→ PROBLEM
Every entry should be repeated exactly. Omit the pictures.

→ THE INPUT
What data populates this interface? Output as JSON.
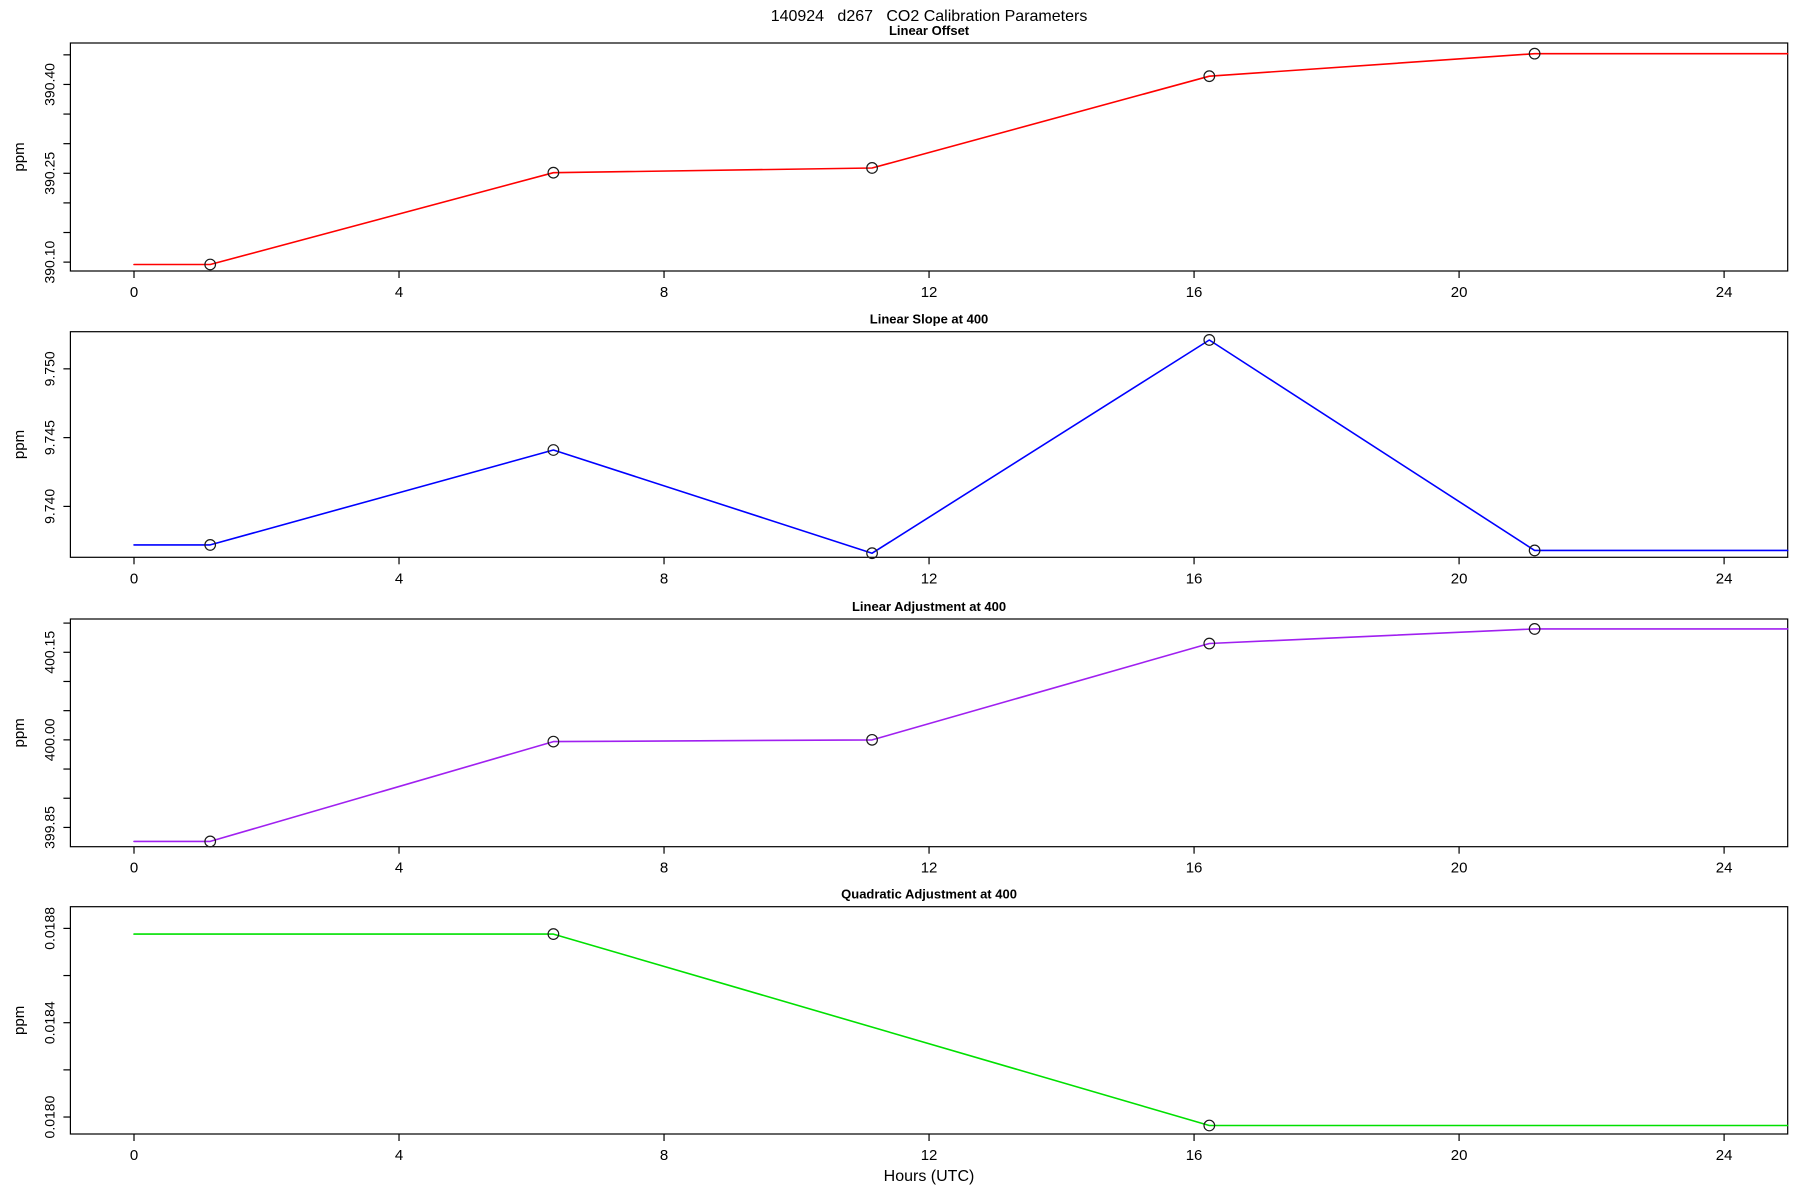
{
  "header": {
    "title": "140924   d267   CO2 Calibration Parameters"
  },
  "chart_data": {
    "type": "line",
    "title": "140924   d267   CO2 Calibration Parameters",
    "xlabel": "Hours (UTC)",
    "xlim": [
      -0.96,
      24.96
    ],
    "x_ticks": [
      0,
      4,
      8,
      12,
      16,
      20,
      24
    ],
    "grid": "off",
    "legend": "none",
    "marker": "open-circle",
    "panels": [
      {
        "title": "Linear Offset",
        "ylabel": "ppm",
        "color": "#ff0000",
        "x": [
          1.15,
          6.33,
          11.14,
          16.23,
          21.14
        ],
        "y": [
          390.096,
          390.251,
          390.259,
          390.414,
          390.452
        ],
        "line_start_x": 0,
        "line_end_x": 24.96,
        "ylim": [
          390.085,
          390.47
        ],
        "yticks": [
          390.1,
          390.15,
          390.2,
          390.25,
          390.3,
          390.35,
          390.4,
          390.45
        ],
        "ytick_labels": [
          "390.10",
          "",
          "",
          "390.25",
          "",
          "",
          "390.40",
          ""
        ]
      },
      {
        "title": "Linear Slope at 400",
        "ylabel": "ppm",
        "color": "#0000ff",
        "x": [
          1.15,
          6.33,
          11.14,
          16.23,
          21.14
        ],
        "y": [
          9.7372,
          9.7441,
          9.7366,
          9.7521,
          9.7368
        ],
        "line_start_x": 0,
        "line_end_x": 24.96,
        "ylim": [
          9.7363,
          9.7527
        ],
        "yticks": [
          9.74,
          9.745,
          9.75
        ],
        "ytick_labels": [
          "9.740",
          "9.745",
          "9.750"
        ]
      },
      {
        "title": "Linear Adjustment at 400",
        "ylabel": "ppm",
        "color": "#a020f0",
        "x": [
          1.15,
          6.33,
          11.14,
          16.23,
          21.14
        ],
        "y": [
          399.826,
          399.997,
          400.0,
          400.165,
          400.19
        ],
        "line_start_x": 0,
        "line_end_x": 24.96,
        "ylim": [
          399.817,
          400.207
        ],
        "yticks": [
          399.85,
          399.9,
          399.95,
          400.0,
          400.05,
          400.1,
          400.15,
          400.2
        ],
        "ytick_labels": [
          "399.85",
          "",
          "",
          "400.00",
          "",
          "",
          "400.15",
          ""
        ]
      },
      {
        "title": "Quadratic Adjustment at 400",
        "ylabel": "ppm",
        "color": "#00e000",
        "x": [
          6.33,
          16.23
        ],
        "y": [
          0.018776,
          0.017964
        ],
        "line_start_x": 0,
        "line_end_x": 24.96,
        "ylim": [
          0.017928,
          0.018892
        ],
        "yticks": [
          0.018,
          0.0182,
          0.0184,
          0.0186,
          0.0188
        ],
        "ytick_labels": [
          "0.0180",
          "",
          "0.0184",
          "",
          "0.0188"
        ]
      }
    ]
  }
}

→ SOLUTION TO THE PROBLEM
What data populates this interface? Output as JSON.
{
  "header": {
    "title": "140924   d267   CO2 Calibration Parameters"
  },
  "chart_data": {
    "type": "line",
    "title": "140924   d267   CO2 Calibration Parameters",
    "xlabel": "Hours (UTC)",
    "xlim": [
      -0.96,
      24.96
    ],
    "x_ticks": [
      0,
      4,
      8,
      12,
      16,
      20,
      24
    ],
    "grid": "off",
    "legend": "none",
    "marker": "open-circle",
    "panels": [
      {
        "title": "Linear Offset",
        "ylabel": "ppm",
        "color": "#ff0000",
        "x": [
          1.15,
          6.33,
          11.14,
          16.23,
          21.14
        ],
        "y": [
          390.096,
          390.251,
          390.259,
          390.414,
          390.452
        ],
        "line_start_x": 0,
        "line_end_x": 24.96,
        "ylim": [
          390.085,
          390.47
        ],
        "yticks": [
          390.1,
          390.15,
          390.2,
          390.25,
          390.3,
          390.35,
          390.4,
          390.45
        ],
        "ytick_labels": [
          "390.10",
          "",
          "",
          "390.25",
          "",
          "",
          "390.40",
          ""
        ]
      },
      {
        "title": "Linear Slope at 400",
        "ylabel": "ppm",
        "color": "#0000ff",
        "x": [
          1.15,
          6.33,
          11.14,
          16.23,
          21.14
        ],
        "y": [
          9.7372,
          9.7441,
          9.7366,
          9.7521,
          9.7368
        ],
        "line_start_x": 0,
        "line_end_x": 24.96,
        "ylim": [
          9.7363,
          9.7527
        ],
        "yticks": [
          9.74,
          9.745,
          9.75
        ],
        "ytick_labels": [
          "9.740",
          "9.745",
          "9.750"
        ]
      },
      {
        "title": "Linear Adjustment at 400",
        "ylabel": "ppm",
        "color": "#a020f0",
        "x": [
          1.15,
          6.33,
          11.14,
          16.23,
          21.14
        ],
        "y": [
          399.826,
          399.997,
          400.0,
          400.165,
          400.19
        ],
        "line_start_x": 0,
        "line_end_x": 24.96,
        "ylim": [
          399.817,
          400.207
        ],
        "yticks": [
          399.85,
          399.9,
          399.95,
          400.0,
          400.05,
          400.1,
          400.15,
          400.2
        ],
        "ytick_labels": [
          "399.85",
          "",
          "",
          "400.00",
          "",
          "",
          "400.15",
          ""
        ]
      },
      {
        "title": "Quadratic Adjustment at 400",
        "ylabel": "ppm",
        "color": "#00e000",
        "x": [
          6.33,
          16.23
        ],
        "y": [
          0.018776,
          0.017964
        ],
        "line_start_x": 0,
        "line_end_x": 24.96,
        "ylim": [
          0.017928,
          0.018892
        ],
        "yticks": [
          0.018,
          0.0182,
          0.0184,
          0.0186,
          0.0188
        ],
        "ytick_labels": [
          "0.0180",
          "",
          "0.0184",
          "",
          "0.0188"
        ]
      }
    ]
  }
}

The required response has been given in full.